▸ Stated problem
All lines featuring the string "ylabel" are to be listed.

━━━ Data section

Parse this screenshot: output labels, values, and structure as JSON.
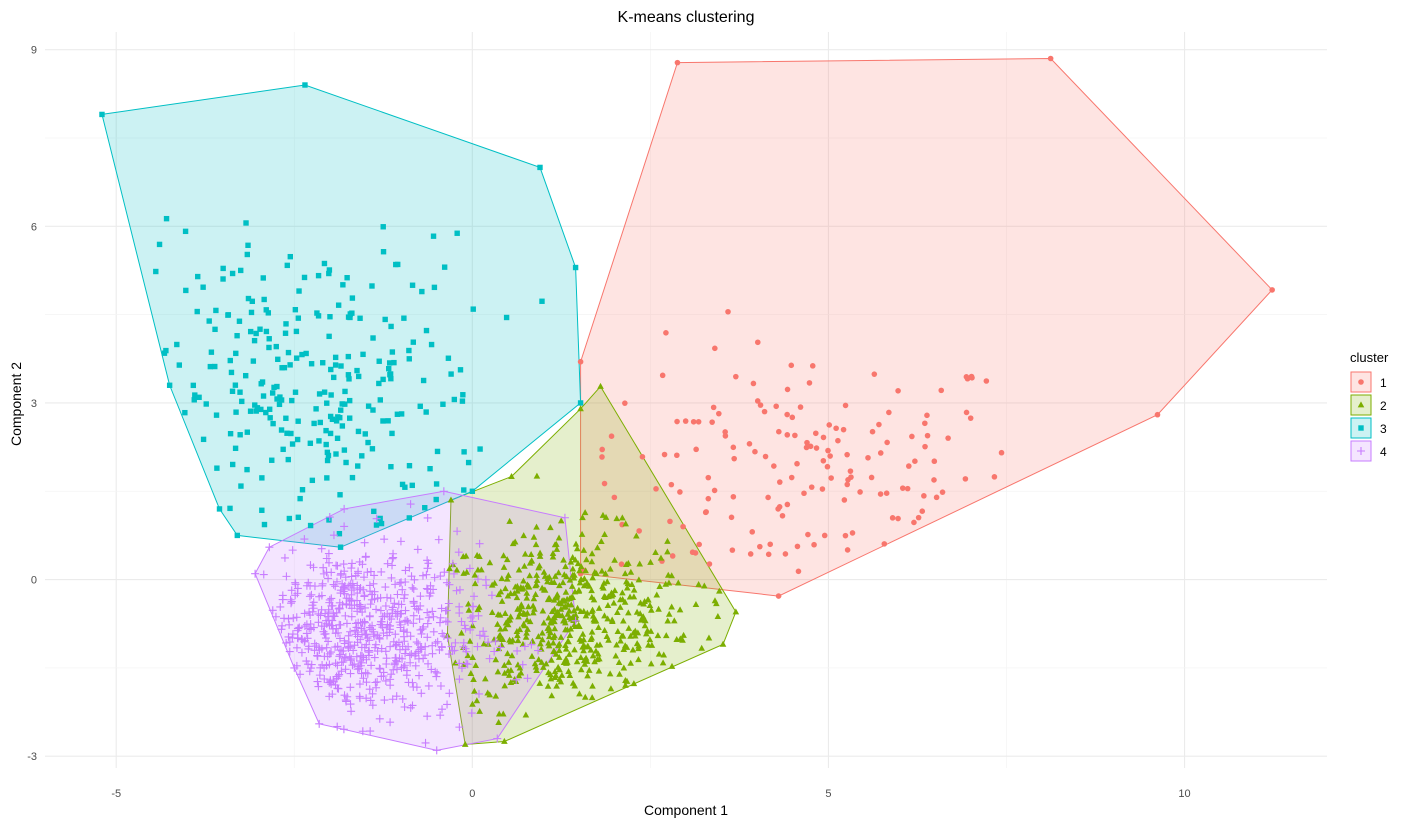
{
  "chart_data": {
    "type": "scatter",
    "title": "K-means clustering",
    "xlabel": "Component 1",
    "ylabel": "Component 2",
    "xlim": [
      -6.0,
      12.0
    ],
    "ylim": [
      -3.2,
      9.3
    ],
    "x_ticks": [
      -5,
      0,
      5,
      10
    ],
    "y_ticks": [
      -3,
      0,
      3,
      6,
      9
    ],
    "grid": true,
    "legend": {
      "title": "cluster",
      "position": "right"
    },
    "series": [
      {
        "name": "1",
        "color": "#F8766D",
        "shape": "circle",
        "hull": [
          [
            1.52,
            3.7
          ],
          [
            2.88,
            8.78
          ],
          [
            8.12,
            8.85
          ],
          [
            11.23,
            4.92
          ],
          [
            9.62,
            2.8
          ],
          [
            4.3,
            -0.28
          ],
          [
            1.52,
            0.1
          ]
        ],
        "center": [
          4.6,
          1.8
        ],
        "spread": [
          1.6,
          1.1
        ],
        "n": 160
      },
      {
        "name": "2",
        "color": "#7CAE00",
        "shape": "triangle",
        "hull": [
          [
            1.8,
            3.28
          ],
          [
            3.7,
            -0.55
          ],
          [
            3.52,
            -1.1
          ],
          [
            0.45,
            -2.75
          ],
          [
            -0.1,
            -2.8
          ],
          [
            -0.35,
            -0.95
          ],
          [
            -0.3,
            1.35
          ],
          [
            0.55,
            1.75
          ],
          [
            1.52,
            2.9
          ]
        ],
        "center": [
          1.3,
          -0.7
        ],
        "spread": [
          0.9,
          0.75
        ],
        "n": 540
      },
      {
        "name": "3",
        "color": "#00BFC4",
        "shape": "square",
        "hull": [
          [
            -5.2,
            7.9
          ],
          [
            -2.35,
            8.4
          ],
          [
            0.95,
            7.0
          ],
          [
            1.45,
            5.3
          ],
          [
            1.52,
            3.0
          ],
          [
            0.0,
            1.5
          ],
          [
            -1.85,
            0.55
          ],
          [
            -3.3,
            0.75
          ],
          [
            -3.55,
            1.2
          ],
          [
            -4.25,
            3.3
          ]
        ],
        "center": [
          -2.3,
          3.1
        ],
        "spread": [
          1.25,
          1.35
        ],
        "n": 270
      },
      {
        "name": "4",
        "color": "#C77CFF",
        "shape": "cross",
        "hull": [
          [
            -0.4,
            1.5
          ],
          [
            1.3,
            1.05
          ],
          [
            1.45,
            -0.7
          ],
          [
            0.35,
            -2.7
          ],
          [
            -0.5,
            -2.9
          ],
          [
            -2.15,
            -2.45
          ],
          [
            -2.5,
            -1.5
          ],
          [
            -3.05,
            0.1
          ],
          [
            -2.85,
            0.55
          ],
          [
            -1.8,
            1.2
          ]
        ],
        "center": [
          -1.6,
          -0.9
        ],
        "spread": [
          0.85,
          0.75
        ],
        "n": 640
      }
    ]
  }
}
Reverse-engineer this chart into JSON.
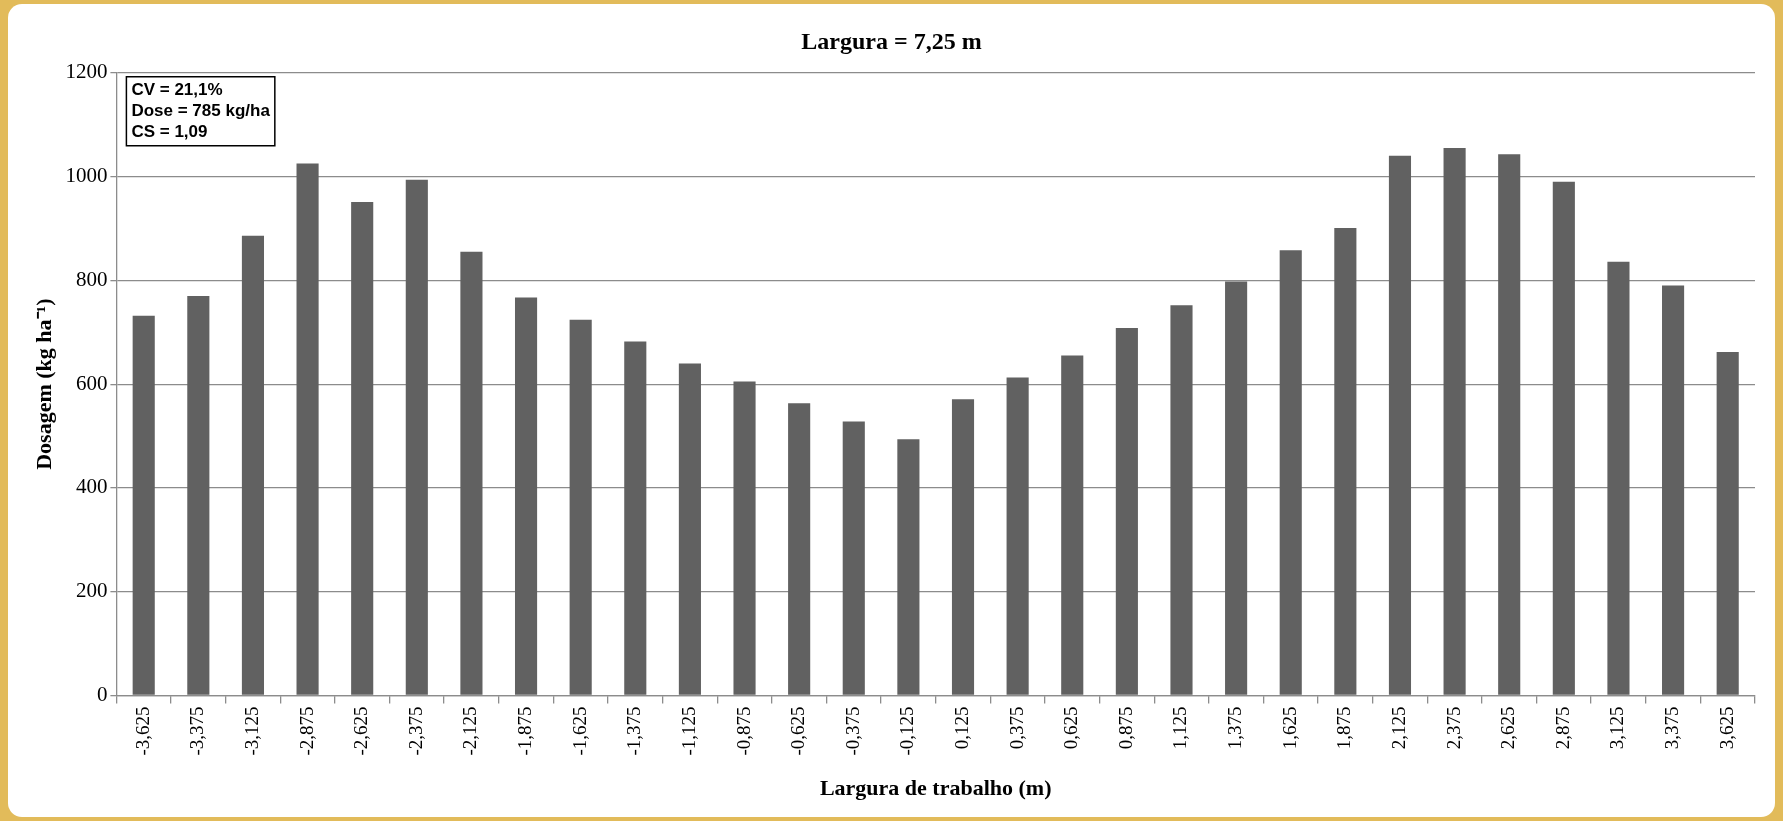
{
  "chart_data": {
    "type": "bar",
    "title": "Largura = 7,25 m",
    "xlabel": "Largura de trabalho (m)",
    "ylabel": "Dosagem (kg ha⁻¹)",
    "categories": [
      "-3,625",
      "-3,375",
      "-3,125",
      "-2,875",
      "-2,625",
      "-2,375",
      "-2,125",
      "-1,875",
      "-1,625",
      "-1,375",
      "-1,125",
      "-0,875",
      "-0,625",
      "-0,375",
      "-0,125",
      "0,125",
      "0,375",
      "0,625",
      "0,875",
      "1,125",
      "1,375",
      "1,625",
      "1,875",
      "2,125",
      "2,375",
      "2,625",
      "2,875",
      "3,125",
      "3,375",
      "3,625"
    ],
    "values": [
      732,
      770,
      886,
      1025,
      951,
      994,
      855,
      767,
      724,
      682,
      640,
      605,
      563,
      528,
      494,
      571,
      613,
      655,
      708,
      752,
      798,
      858,
      901,
      1040,
      1055,
      1043,
      990,
      836,
      790,
      662
    ],
    "color": "#616161",
    "ylim": [
      0,
      1200
    ],
    "yticks": [
      0,
      200,
      400,
      600,
      800,
      1000,
      1200
    ],
    "grid": "y",
    "annotations": [
      "CV = 21,1%",
      "Dose = 785 kg/ha",
      "CS = 1,09"
    ]
  }
}
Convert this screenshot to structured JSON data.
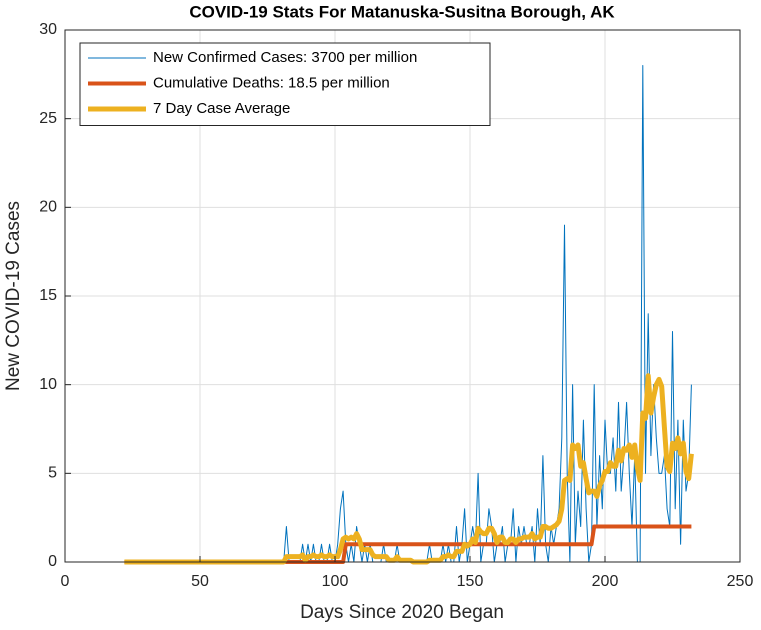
{
  "chart_data": {
    "type": "line",
    "title": "COVID-19 Stats For Matanuska-Susitna Borough, AK",
    "xlabel": "Days Since 2020 Began",
    "ylabel": "New COVID-19 Cases",
    "xlim": [
      0,
      250
    ],
    "xticks": [
      0,
      50,
      100,
      150,
      200,
      250
    ],
    "ylim": [
      0,
      30
    ],
    "yticks": [
      0,
      5,
      10,
      15,
      20,
      25,
      30
    ],
    "grid": true,
    "legend": "northwest",
    "x": [
      22,
      23,
      24,
      25,
      26,
      27,
      28,
      29,
      30,
      31,
      32,
      33,
      34,
      35,
      36,
      37,
      38,
      39,
      40,
      41,
      42,
      43,
      44,
      45,
      46,
      47,
      48,
      49,
      50,
      51,
      52,
      53,
      54,
      55,
      56,
      57,
      58,
      59,
      60,
      61,
      62,
      63,
      64,
      65,
      66,
      67,
      68,
      69,
      70,
      71,
      72,
      73,
      74,
      75,
      76,
      77,
      78,
      79,
      80,
      81,
      82,
      83,
      84,
      85,
      86,
      87,
      88,
      89,
      90,
      91,
      92,
      93,
      94,
      95,
      96,
      97,
      98,
      99,
      100,
      101,
      102,
      103,
      104,
      105,
      106,
      107,
      108,
      109,
      110,
      111,
      112,
      113,
      114,
      115,
      116,
      117,
      118,
      119,
      120,
      121,
      122,
      123,
      124,
      125,
      126,
      127,
      128,
      129,
      130,
      131,
      132,
      133,
      134,
      135,
      136,
      137,
      138,
      139,
      140,
      141,
      142,
      143,
      144,
      145,
      146,
      147,
      148,
      149,
      150,
      151,
      152,
      153,
      154,
      155,
      156,
      157,
      158,
      159,
      160,
      161,
      162,
      163,
      164,
      165,
      166,
      167,
      168,
      169,
      170,
      171,
      172,
      173,
      174,
      175,
      176,
      177,
      178,
      179,
      180,
      181,
      182,
      183,
      184,
      185,
      186,
      187,
      188,
      189,
      190,
      191,
      192,
      193,
      194,
      195,
      196,
      197,
      198,
      199,
      200,
      201,
      202,
      203,
      204,
      205,
      206,
      207,
      208,
      209,
      210,
      211,
      212,
      213,
      214,
      215,
      216,
      217,
      218,
      219,
      220,
      221,
      222,
      223,
      224,
      225,
      226,
      227,
      228,
      229,
      230,
      231,
      232
    ],
    "series": [
      {
        "name": "New Confirmed Cases: 3700 per million",
        "color": "#0072bd",
        "width": 1,
        "values": [
          0,
          0,
          0,
          0,
          0,
          0,
          0,
          0,
          0,
          0,
          0,
          0,
          0,
          0,
          0,
          0,
          0,
          0,
          0,
          0,
          0,
          0,
          0,
          0,
          0,
          0,
          0,
          0,
          0,
          0,
          0,
          0,
          0,
          0,
          0,
          0,
          0,
          0,
          0,
          0,
          0,
          0,
          0,
          0,
          0,
          0,
          0,
          0,
          0,
          0,
          0,
          0,
          0,
          0,
          0,
          0,
          0,
          0,
          0,
          0,
          2,
          0,
          0,
          0,
          0,
          0,
          1,
          0,
          1,
          0,
          1,
          0,
          0,
          1,
          0,
          0,
          1,
          0,
          0,
          1,
          3,
          4,
          1,
          0,
          1,
          0,
          2,
          1,
          0,
          1,
          0,
          1,
          0,
          0,
          0,
          0,
          1,
          0,
          0,
          0,
          0,
          1,
          0,
          0,
          0,
          0,
          0,
          0,
          0,
          0,
          0,
          0,
          0,
          1,
          0,
          0,
          0,
          0,
          1,
          0,
          1,
          0,
          0,
          2,
          0,
          1,
          3,
          0,
          1,
          2,
          1,
          5,
          0,
          1,
          1,
          3,
          2,
          0,
          1,
          1,
          2,
          0,
          1,
          1,
          3,
          0,
          2,
          1,
          2,
          1,
          1,
          2,
          0,
          3,
          1,
          6,
          1,
          0,
          2,
          1,
          2,
          3,
          7,
          19,
          5,
          0,
          10,
          1,
          4,
          2,
          8,
          3,
          0,
          1,
          10,
          2,
          6,
          3,
          8,
          5,
          5,
          7,
          4,
          9,
          4,
          6,
          9,
          5,
          2,
          6,
          0,
          0,
          28,
          5,
          14,
          6,
          10,
          7,
          5,
          5,
          6,
          3,
          2,
          13,
          3,
          8,
          1,
          8,
          4,
          5,
          10
        ]
      },
      {
        "name": "Cumulative Deaths: 18.5 per million",
        "color": "#d95319",
        "width": 4,
        "values": [
          0,
          0,
          0,
          0,
          0,
          0,
          0,
          0,
          0,
          0,
          0,
          0,
          0,
          0,
          0,
          0,
          0,
          0,
          0,
          0,
          0,
          0,
          0,
          0,
          0,
          0,
          0,
          0,
          0,
          0,
          0,
          0,
          0,
          0,
          0,
          0,
          0,
          0,
          0,
          0,
          0,
          0,
          0,
          0,
          0,
          0,
          0,
          0,
          0,
          0,
          0,
          0,
          0,
          0,
          0,
          0,
          0,
          0,
          0,
          0,
          0,
          0,
          0,
          0,
          0,
          0,
          0,
          0,
          0,
          0,
          0,
          0,
          0,
          0,
          0,
          0,
          0,
          0,
          0,
          0,
          0,
          0,
          1,
          1,
          1,
          1,
          1,
          1,
          1,
          1,
          1,
          1,
          1,
          1,
          1,
          1,
          1,
          1,
          1,
          1,
          1,
          1,
          1,
          1,
          1,
          1,
          1,
          1,
          1,
          1,
          1,
          1,
          1,
          1,
          1,
          1,
          1,
          1,
          1,
          1,
          1,
          1,
          1,
          1,
          1,
          1,
          1,
          1,
          1,
          1,
          1,
          1,
          1,
          1,
          1,
          1,
          1,
          1,
          1,
          1,
          1,
          1,
          1,
          1,
          1,
          1,
          1,
          1,
          1,
          1,
          1,
          1,
          1,
          1,
          1,
          1,
          1,
          1,
          1,
          1,
          1,
          1,
          1,
          1,
          1,
          1,
          1,
          1,
          1,
          1,
          1,
          1,
          1,
          1,
          2,
          2,
          2,
          2,
          2,
          2,
          2,
          2,
          2,
          2,
          2,
          2,
          2,
          2,
          2,
          2,
          2,
          2,
          2,
          2,
          2,
          2,
          2,
          2,
          2,
          2,
          2,
          2,
          2,
          2,
          2,
          2,
          2,
          2,
          2,
          2,
          2
        ]
      },
      {
        "name": "7 Day Case Average",
        "color": "#edb120",
        "width": 5,
        "values": [
          0,
          0,
          0,
          0,
          0,
          0,
          0,
          0,
          0,
          0,
          0,
          0,
          0,
          0,
          0,
          0,
          0,
          0,
          0,
          0,
          0,
          0,
          0,
          0,
          0,
          0,
          0,
          0,
          0,
          0,
          0,
          0,
          0,
          0,
          0,
          0,
          0,
          0,
          0,
          0,
          0,
          0,
          0,
          0,
          0,
          0,
          0,
          0,
          0,
          0,
          0,
          0,
          0,
          0,
          0,
          0,
          0,
          0,
          0,
          0,
          0.3,
          0.3,
          0.3,
          0.3,
          0.3,
          0.3,
          0.4,
          0.1,
          0.3,
          0.3,
          0.4,
          0.3,
          0.3,
          0.4,
          0.3,
          0.3,
          0.4,
          0.3,
          0.3,
          0.3,
          0.7,
          1.3,
          1.4,
          1.3,
          1.4,
          1.3,
          1.6,
          1.3,
          0.7,
          0.7,
          0.7,
          0.7,
          0.4,
          0.3,
          0.3,
          0.3,
          0.3,
          0.3,
          0.1,
          0.1,
          0.1,
          0.3,
          0.1,
          0.1,
          0.1,
          0.1,
          0.1,
          0,
          0,
          0,
          0,
          0,
          0,
          0.1,
          0.1,
          0.1,
          0.1,
          0.1,
          0.3,
          0.3,
          0.4,
          0.3,
          0.3,
          0.6,
          0.6,
          0.6,
          1,
          0.9,
          1,
          1.3,
          1.1,
          1.9,
          1.7,
          1.6,
          1.6,
          1.9,
          1.9,
          1.6,
          1.1,
          1.4,
          1.4,
          1.1,
          1.1,
          1.3,
          1.3,
          1.1,
          1.3,
          1.3,
          1.4,
          1.4,
          1.4,
          1.6,
          1.3,
          1.4,
          1.4,
          2,
          2,
          1.9,
          1.9,
          2,
          2.1,
          2.3,
          3,
          4.6,
          4.7,
          4.6,
          6.6,
          6.4,
          6.6,
          5.4,
          5.6,
          4.7,
          3.9,
          4,
          4,
          3.7,
          4.3,
          4.6,
          5.1,
          5.1,
          5.6,
          5.4,
          5.4,
          6.3,
          5.7,
          6.4,
          6.3,
          6.6,
          5.9,
          6.6,
          5.3,
          4.6,
          8.4,
          8.1,
          10.5,
          8.4,
          9.3,
          10,
          10.3,
          9.9,
          7.6,
          5.4,
          5.1,
          6.7,
          6.4,
          7,
          6.1,
          6.7,
          5.1,
          4.7,
          6.1
        ]
      }
    ]
  }
}
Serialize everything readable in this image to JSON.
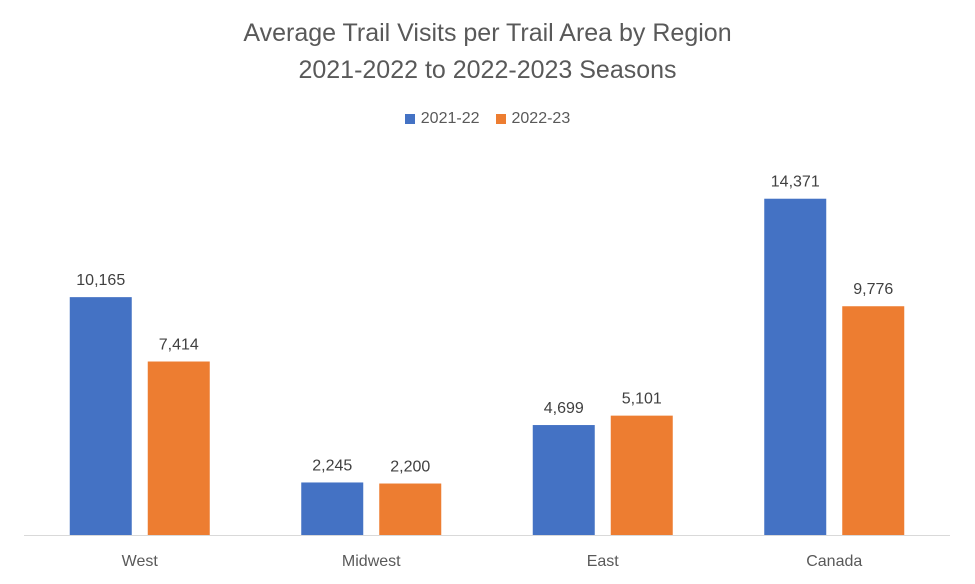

━━━━━━

▸ Exercise response
    "ylabel": "Component 2",
    "ylabel": "Dosagem (kg ha⁻¹)",
    "ylabel": "New COVID-19 Cases",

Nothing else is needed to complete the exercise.